作業指示:
1 > ECMOの抄録を読み、次の問いに答えよ。
(a) この発表が行われた会場はどこか。
(b) ECMOは何と何から構成される補助循環か。
(c) ECCO2Rでは何のみを除去するか。
2 > ECMOの抄録のうち、「Sun. Jul 1, 2018」から始まり「晋吾 (日本医科大学付属病院 外科系集中治療科)」まで続く部分を、一字も変えずに書き写せ。

Sun. Jul 1, 2018 2:50 PM - 4:30 PM 第2会場 (5階 小ホール)

座長:渕本 雅昭(東邦大学医療センター大森病院 救命救急センター), 座長:市場 晋吾(日本医科大学付属病院 外科系集中治療科)

[PD2-5] 重症呼吸不全に対するECMOの現状から未来への展開

市場 晋吾 (日本医科大学付属病院 外科系集中治療科)

Extracorporeal Membrane Oxygenation (ECMO)は、重症呼吸・循環不全に対して長期間、通常数日から週の単位で持続的な呼吸・循環補助を、膜型人工肺を組み込んだ体外循環装置で行う方法である。ECMOは、人工心肺装置を簡素化した形態で、高性能な遠心ポンプと膜型人工肺から構成される補助循環である。ECMOの臨床的意義は、体に必要なガス交換を代行して、生体心または肺を休め、VILIを回避しながら、原因疾患の治療の時間稼ぎをすることである。デバイスの改良に伴い、より長期安全なECMOが可能となり、様々な応用技術が試みられている。例えば、心肺両不全の患者に対するhybrid configuration ECMO、ECMOチームが搬送先の病院に出向き、ECMOを導入して安定させてから搬送するECMO transport、ECMOを導入して覚醒させてリハビリをしながら肺移植の待機をするbride to lung transplant、COPDなどの慢性呼吸不全の急性増悪に対して、CO2のみを除去し、抜管を避けるExtracorporeal CO2 removal(ECCO2R)などである。ECMOは、複雑な集中治療技術であり、適切な機器や設備、そしてECMO治療に習熟した専門医療チーム、緊急時の各科のバックアップ体制を有する施設で行うべきである。人工心肺装置により、24時間、2~3週間以上、安全に、重症患者の呼吸循環を維持管理できる施設の能力が必要であり、長期体外循環に伴う機械的あるいは患者に発生する合併症に迅速に、かつ的確に対応できるように、常に訓練が必要である。今後この治療法をさらに発展させることにより、よりハイレベルな集中治療技術が開発され、我々が直面している感染症のパンデミック、移植医療や高齢化社会に対応していく必要がある。

[データセット抜粋]

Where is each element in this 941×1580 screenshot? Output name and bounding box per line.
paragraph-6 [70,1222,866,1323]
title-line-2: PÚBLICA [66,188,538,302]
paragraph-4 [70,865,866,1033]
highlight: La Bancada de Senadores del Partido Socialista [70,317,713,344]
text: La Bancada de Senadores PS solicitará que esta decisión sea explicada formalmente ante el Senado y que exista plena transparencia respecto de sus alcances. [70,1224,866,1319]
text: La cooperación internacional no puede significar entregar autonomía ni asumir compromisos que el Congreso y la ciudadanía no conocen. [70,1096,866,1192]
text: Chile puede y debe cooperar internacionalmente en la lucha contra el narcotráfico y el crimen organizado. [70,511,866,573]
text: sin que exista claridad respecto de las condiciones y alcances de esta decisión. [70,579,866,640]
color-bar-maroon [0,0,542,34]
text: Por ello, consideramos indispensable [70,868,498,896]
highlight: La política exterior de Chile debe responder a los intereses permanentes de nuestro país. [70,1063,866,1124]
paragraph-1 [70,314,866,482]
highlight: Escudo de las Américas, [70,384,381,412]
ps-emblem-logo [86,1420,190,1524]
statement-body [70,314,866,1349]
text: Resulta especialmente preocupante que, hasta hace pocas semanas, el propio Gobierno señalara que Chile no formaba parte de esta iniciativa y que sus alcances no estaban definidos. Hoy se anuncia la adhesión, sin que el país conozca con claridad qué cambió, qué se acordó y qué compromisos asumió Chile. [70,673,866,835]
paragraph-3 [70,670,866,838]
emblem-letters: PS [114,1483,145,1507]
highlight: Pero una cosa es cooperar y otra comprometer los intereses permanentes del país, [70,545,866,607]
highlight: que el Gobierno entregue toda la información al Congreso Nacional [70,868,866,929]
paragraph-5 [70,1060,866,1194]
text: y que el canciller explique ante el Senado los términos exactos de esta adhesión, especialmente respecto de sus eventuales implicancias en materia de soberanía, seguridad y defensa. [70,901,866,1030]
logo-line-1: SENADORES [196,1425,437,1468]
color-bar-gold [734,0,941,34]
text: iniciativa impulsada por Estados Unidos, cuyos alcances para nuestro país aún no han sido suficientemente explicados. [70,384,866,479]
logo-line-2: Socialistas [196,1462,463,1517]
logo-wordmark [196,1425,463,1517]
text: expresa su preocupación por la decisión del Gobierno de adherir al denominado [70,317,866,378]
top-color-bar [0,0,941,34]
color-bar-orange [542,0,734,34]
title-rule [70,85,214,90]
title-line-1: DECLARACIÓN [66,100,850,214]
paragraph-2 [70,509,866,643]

解答:
1 >
(a) 第2会場(5階 小ホール)
(b) 高性能な遠心ポンプと膜型人工肺
(c) CO2

2 >
Sun. Jul 1, 2018 2:50 PM - 4:30 PM 第2会場 (5階 小ホール)

座長:渕本 雅昭(東邦大学医療センター大森病院 救命救急センター), 座長:市場 晋吾(日本医科大学付属病院 外科系集中治療科)

[PD2-5] 重症呼吸不全に対するECMOの現状から未来への展開

市場 晋吾 (日本医科大学付属病院 外科系集中治療科)